▶ [THE RECORDS]
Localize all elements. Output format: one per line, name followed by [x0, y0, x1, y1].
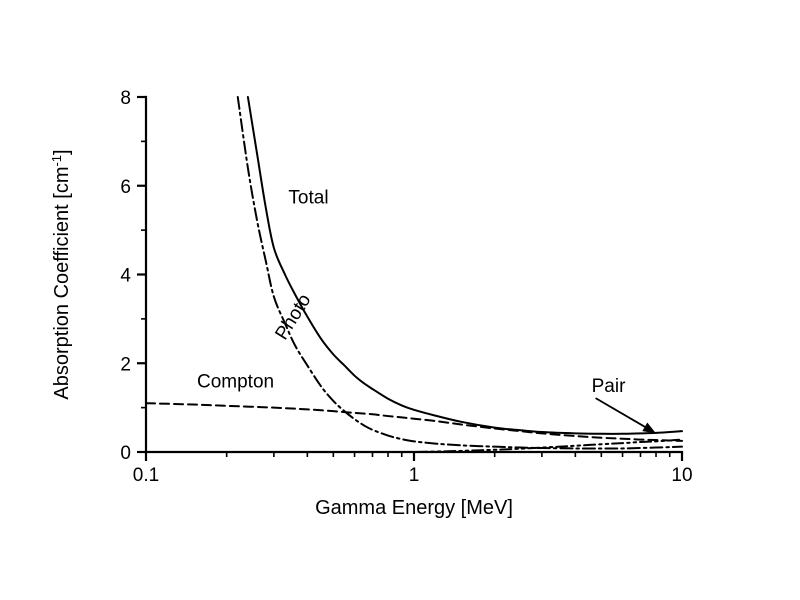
- pair-arrow-line: [595, 397, 646, 428]
- axis-lines: [144, 95, 684, 454]
- y-tick-label: 4: [120, 266, 131, 287]
- x-axis-title: Gamma Energy [MeV]: [315, 497, 513, 519]
- curve-total: [246, 96, 683, 435]
- curve-label-pair: Pair: [592, 376, 626, 397]
- pair-annotation-arrow: [595, 397, 656, 434]
- y-axis-title-superscript: -1: [49, 155, 64, 167]
- curve-pair: [415, 438, 683, 453]
- y-tick-label: 6: [120, 177, 131, 198]
- y-axis-title-tail: ]: [51, 149, 73, 155]
- x-axis-tick-labels: 0.1 1 10: [133, 465, 693, 486]
- x-tick-label: 1: [409, 465, 420, 486]
- y-axis-ticks: [137, 95, 146, 454]
- curve-photo: [236, 96, 683, 450]
- curve-label-total: Total: [288, 188, 328, 209]
- x-tick-label: 0.1: [133, 465, 159, 486]
- curve-annotations: Total Photo Compton Pair: [197, 188, 656, 434]
- y-axis-tick-labels: 0 2 4 6 8: [120, 88, 131, 464]
- x-axis-ticks: [144, 452, 684, 461]
- y-tick-label: 0: [120, 443, 131, 464]
- x-tick-label: 10: [671, 465, 692, 486]
- y-tick-label: 8: [120, 88, 131, 109]
- pair-arrow-head: [642, 422, 656, 434]
- svg-text:Absorption Coefficient [cm-1]: Absorption Coefficient [cm-1]: [49, 149, 73, 399]
- curve-label-photo: Photo: [271, 290, 315, 343]
- y-tick-label: 2: [120, 354, 131, 375]
- curve-compton: [145, 402, 683, 442]
- data-curves: [145, 96, 683, 453]
- y-axis-title-main: Absorption Coefficient [cm: [51, 167, 73, 400]
- curve-label-compton: Compton: [197, 372, 274, 393]
- y-axis-title: Absorption Coefficient [cm-1]: [49, 149, 73, 399]
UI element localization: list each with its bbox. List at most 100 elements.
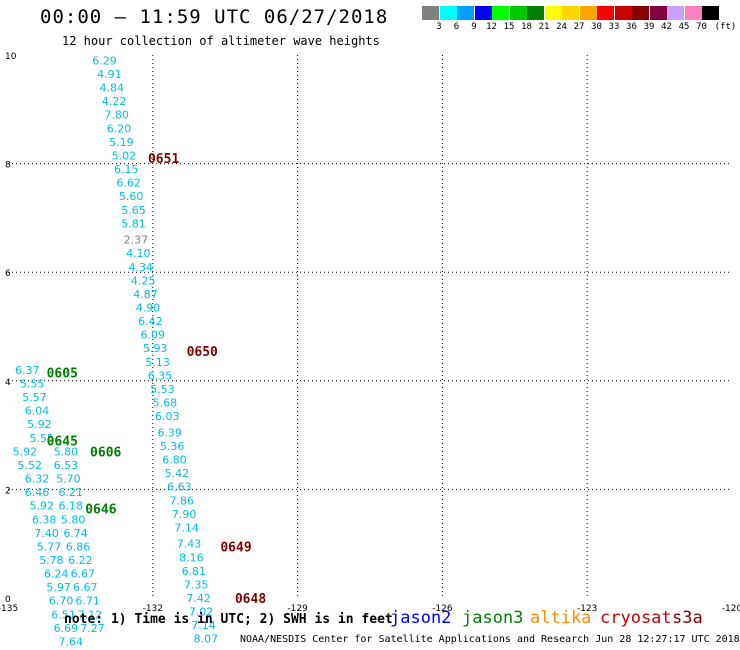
pass-time-label: 0650 [187,345,218,360]
legend-swatch [562,6,579,20]
wave-height-value: 8.07 [194,633,219,646]
wave-height-value: 6.32 [25,473,50,486]
wave-height-value: 5.13 [145,356,170,369]
wave-height-value: 5.70 [56,473,81,486]
map-subtitle: 12 hour collection of altimeter wave hei… [62,34,380,48]
wave-height-value: 7.90 [172,508,197,521]
y-tick-label: 10 [5,52,17,62]
wave-height-value: 7.02 [189,606,214,619]
wave-height-value: 6.46 [25,486,50,499]
legend-swatch [474,6,492,20]
wave-height-value: 6.09 [141,329,166,342]
wave-height-value: 4.10 [126,247,151,260]
legend-label: 18 [521,22,532,32]
wave-height-value: 6.21 [58,486,83,499]
wave-height-value: 6.53 [54,459,79,472]
wave-height-value: 5.80 [54,445,79,458]
x-tick-label: -120 [722,604,740,614]
x-tick-label: -129 [287,604,308,614]
wave-height-value: 5.78 [39,554,64,567]
legend-label: 45 [678,22,690,32]
wave-height-value: 4.34 [128,261,153,274]
satellite-legend-item: altika [530,608,592,628]
wave-height-value: 5.55 [30,432,55,445]
wave-height-value: 5.02 [112,149,137,162]
legend-swatch [527,6,544,20]
wave-height-value: 6.24 [44,568,69,581]
legend-swatch [632,6,649,20]
x-tick-label: -123 [577,604,597,614]
wave-height-value: 6.38 [32,513,57,526]
legend-swatch [597,6,614,20]
wave-height-value: 7.42 [186,592,211,605]
pass-time-label: 0649 [220,540,251,555]
legend-swatch [684,6,702,20]
wave-height-value: 6.51 [51,608,76,621]
wave-height-value: 6.03 [155,410,180,423]
wave-height-value: 6.42 [138,315,163,328]
legend-swatch [492,6,509,20]
wave-height-value: 5.97 [46,581,71,594]
wave-height-value: 6.22 [68,554,93,567]
wave-height-value: 6.29 [92,54,117,67]
wave-height-value: 7.86 [170,494,195,507]
wave-height-value: 6.67 [73,581,98,594]
wave-height-value: 7.27 [80,622,105,635]
legend-label: 15 [503,22,515,32]
wave-height-value: 4.90 [136,301,161,314]
wave-height-value: 4.87 [133,288,158,301]
y-tick-label: 6 [5,269,11,279]
legend-label: 70 [696,22,707,32]
map-title: 00:00 – 11:59 UTC 06/27/2018 [40,6,389,28]
wave-height-value: 6.69 [54,622,79,635]
wave-height-value: 7.12 [78,608,103,621]
legend-swatch [667,6,684,20]
wave-height-value: 6.86 [66,540,91,553]
wave-height-value: 4.91 [97,68,122,81]
legend-swatch [439,6,457,20]
wave-height-value: 5.81 [121,217,146,230]
wave-height-value: 6.81 [182,565,207,578]
wave-height-value: 6.18 [58,500,83,513]
legend-swatch [702,6,719,20]
legend-label: 27 [573,22,585,32]
legend-swatch [614,6,632,20]
wave-height-value: 5.80 [61,513,86,526]
wave-height-value: 6.35 [148,369,173,382]
wave-height-value: 5.19 [109,136,134,149]
satellite-legend-item: jason3 [462,608,524,628]
wave-height-value: 6.04 [25,405,50,418]
pass-time-label: 0651 [148,152,179,167]
wave-height-value: 6.37 [15,364,40,377]
wave-height-value: 5.42 [165,467,190,480]
pass-time-label: 0646 [85,502,116,517]
pass-time-label: 0648 [235,592,266,607]
footer-note: note: 1) Time is in UTC; 2) SWH is in fe… [64,612,393,627]
y-tick-label: 2 [5,486,11,496]
credit-line: NOAA/NESDIS Center for Satellite Applica… [240,634,740,645]
wave-height-value: 5.65 [121,204,146,217]
wave-height-value: 6.62 [116,177,141,190]
wave-height-value: 6.80 [162,454,187,467]
legend-label: 30 [591,22,602,32]
wave-height-value: 6.67 [71,568,96,581]
y-tick-label: 8 [5,161,11,171]
wave-height-value: 7.14 [174,521,199,534]
legend-label: 12 [486,22,497,32]
wave-height-value: 5.57 [22,391,47,404]
wave-height-value: 6.70 [49,595,74,608]
legend-label: 39 [643,22,655,32]
pass-time-label: 0645 [47,435,78,450]
legend-swatch [579,6,597,20]
legend-label: 3 [436,22,442,32]
wave-height-value: 5.93 [143,342,168,355]
pass-time-label: 0605 [47,367,78,382]
legend-label: 21 [538,22,550,32]
x-tick-label: -135 [0,604,18,614]
wave-height-value: 8.16 [179,551,204,564]
legend-label: 36 [626,22,637,32]
wave-height-value: 5.52 [17,459,42,472]
wave-height-value: 4.84 [100,82,125,95]
satellite-legend-item: cryosat [600,608,672,628]
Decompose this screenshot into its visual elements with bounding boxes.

▶ [YOUR OBJECTIVE] Copy every one of the rows above character for character, leaving out the pictures.

▶ [TASK ANSWER]
Localize all elements. Output format: one per line, name followed by [x0, y0, x1, y1].
- pair-arrow-line: [595, 397, 646, 428]
- axis-lines: [144, 95, 684, 454]
- y-tick-label: 4: [120, 266, 131, 287]
- x-axis-title: Gamma Energy [MeV]: [315, 497, 513, 519]
- curve-total: [246, 96, 683, 435]
- curve-label-pair: Pair: [592, 376, 626, 397]
- pair-annotation-arrow: [595, 397, 656, 434]
- y-axis-title-superscript: -1: [49, 155, 64, 167]
- curve-pair: [415, 438, 683, 453]
- y-tick-label: 6: [120, 177, 131, 198]
- y-axis-title-tail: ]: [51, 149, 73, 155]
- x-axis-tick-labels: 0.1 1 10: [133, 465, 693, 486]
- x-tick-label: 1: [409, 465, 420, 486]
- y-axis-ticks: [137, 95, 146, 454]
- curve-photo: [236, 96, 683, 450]
- curve-label-total: Total: [288, 188, 328, 209]
- x-tick-label: 0.1: [133, 465, 159, 486]
- curve-annotations: Total Photo Compton Pair: [197, 188, 656, 434]
- y-axis-tick-labels: 0 2 4 6 8: [120, 88, 131, 464]
- x-axis-ticks: [144, 452, 684, 461]
- y-tick-label: 0: [120, 443, 131, 464]
- x-tick-label: 10: [671, 465, 692, 486]
- y-tick-label: 8: [120, 88, 131, 109]
- pair-arrow-head: [642, 422, 656, 434]
- svg-text:Absorption Coefficient [cm-1]: Absorption Coefficient [cm-1]: [49, 149, 73, 399]
- curve-label-photo: Photo: [271, 290, 315, 343]
- y-tick-label: 2: [120, 354, 131, 375]
- curve-compton: [145, 402, 683, 442]
- data-curves: [145, 96, 683, 453]
- y-axis-title-main: Absorption Coefficient [cm: [51, 167, 73, 400]
- curve-label-compton: Compton: [197, 372, 274, 393]
- y-axis-title: Absorption Coefficient [cm-1]: [49, 149, 73, 399]
UI element localization: list each with its bbox. List at most 100 elements.
pass-time-label: 0650 [187,345,218,360]
legend-swatch [562,6,579,20]
wave-height-value: 8.07 [194,633,219,646]
wave-height-value: 6.32 [25,473,50,486]
wave-height-value: 5.13 [145,356,170,369]
wave-height-value: 5.70 [56,473,81,486]
map-subtitle: 12 hour collection of altimeter wave hei… [62,34,380,48]
wave-height-value: 7.90 [172,508,197,521]
y-tick-label: 10 [5,52,17,62]
wave-height-value: 7.02 [189,606,214,619]
wave-height-value: 6.46 [25,486,50,499]
legend-swatch [474,6,492,20]
wave-height-value: 6.09 [141,329,166,342]
wave-height-value: 4.10 [126,247,151,260]
legend-label: 18 [521,22,532,32]
wave-height-value: 6.21 [58,486,83,499]
wave-height-value: 6.53 [54,459,79,472]
wave-height-value: 5.80 [54,445,79,458]
x-tick-label: -120 [722,604,740,614]
x-tick-label: -129 [287,604,308,614]
wave-height-value: 5.78 [39,554,64,567]
legend-label: 45 [678,22,690,32]
wave-height-value: 4.34 [128,261,153,274]
satellite-legend-item: altika [530,608,592,628]
wave-height-value: 5.55 [30,432,55,445]
wave-height-value: 5.02 [112,149,137,162]
legend-swatch [527,6,544,20]
wave-height-value: 6.24 [44,568,69,581]
legend-swatch [632,6,649,20]
x-tick-label: -123 [577,604,597,614]
wave-height-value: 6.38 [32,513,57,526]
legend-swatch [597,6,614,20]
wave-height-value: 7.42 [186,592,211,605]
pass-time-label: 0649 [220,540,251,555]
legend-swatch [684,6,702,20]
wave-height-value: 6.51 [51,608,76,621]
wave-height-value: 6.03 [155,410,180,423]
wave-height-value: 6.42 [138,315,163,328]
legend-swatch [492,6,509,20]
wave-height-value: 5.97 [46,581,71,594]
wave-height-value: 6.22 [68,554,93,567]
wave-height-value: 6.29 [92,54,117,67]
wave-height-value: 7.86 [170,494,195,507]
wave-height-value: 6.67 [73,581,98,594]
wave-height-value: 7.27 [80,622,105,635]
legend-label: 15 [503,22,515,32]
wave-height-value: 4.90 [136,301,161,314]
wave-height-value: 4.87 [133,288,158,301]
y-tick-label: 6 [5,269,11,279]
legend-label: 70 [696,22,707,32]
map-title: 00:00 – 11:59 UTC 06/27/2018 [40,6,389,28]
wave-height-value: 6.69 [54,622,79,635]
wave-height-value: 7.12 [78,608,103,621]
legend-swatch [667,6,684,20]
wave-height-value: 6.86 [66,540,91,553]
wave-height-value: 4.91 [97,68,122,81]
legend-swatch [439,6,457,20]
wave-height-value: 5.81 [121,217,146,230]
wave-height-value: 6.81 [182,565,207,578]
wave-height-value: 6.18 [58,500,83,513]
legend-swatch [702,6,719,20]
legend-label: 27 [573,22,585,32]
legend-swatch [614,6,632,20]
wave-height-value: 5.80 [61,513,86,526]
wave-height-value: 6.35 [148,369,173,382]
wave-height-value: 5.19 [109,136,134,149]
satellite-legend-item: jason3 [462,608,524,628]
wave-height-value: 6.04 [25,405,50,418]
pass-time-label: 0651 [148,152,179,167]
wave-height-value: 6.37 [15,364,40,377]
wave-height-value: 5.42 [165,467,190,480]
pass-time-label: 0646 [85,502,116,517]
pass-time-label: 0648 [235,592,266,607]
footer-note: note: 1) Time is in UTC; 2) SWH is in fe… [64,612,393,627]
y-tick-label: 2 [5,486,11,496]
credit-line: NOAA/NESDIS Center for Satellite Applica… [240,634,740,645]
wave-height-value: 5.65 [121,204,146,217]
wave-height-value: 6.62 [116,177,141,190]
wave-height-value: 6.80 [162,454,187,467]
legend-label: 30 [591,22,602,32]
wave-height-value: 6.67 [71,568,96,581]
y-tick-label: 8 [5,161,11,171]
wave-height-value: 7.14 [174,521,199,534]
legend-label: 12 [486,22,497,32]
wave-height-value: 5.57 [22,391,47,404]
wave-height-value: 6.70 [49,595,74,608]
legend-label: 39 [643,22,655,32]
pass-time-label: 0645 [47,435,78,450]
legend-swatch [579,6,597,20]
legend-label: 3 [436,22,442,32]
wave-height-value: 5.93 [143,342,168,355]
pass-time-label: 0605 [47,367,78,382]
legend-label: 21 [538,22,550,32]
x-tick-label: -135 [0,604,18,614]
wave-height-value: 8.16 [179,551,204,564]
legend-label: 36 [626,22,637,32]
wave-height-value: 5.52 [17,459,42,472]
wave-height-value: 4.84 [100,82,125,95]
satellite-legend-item: cryosat [600,608,672,628]
Decompose this screenshot into its visual elements with bounding boxes.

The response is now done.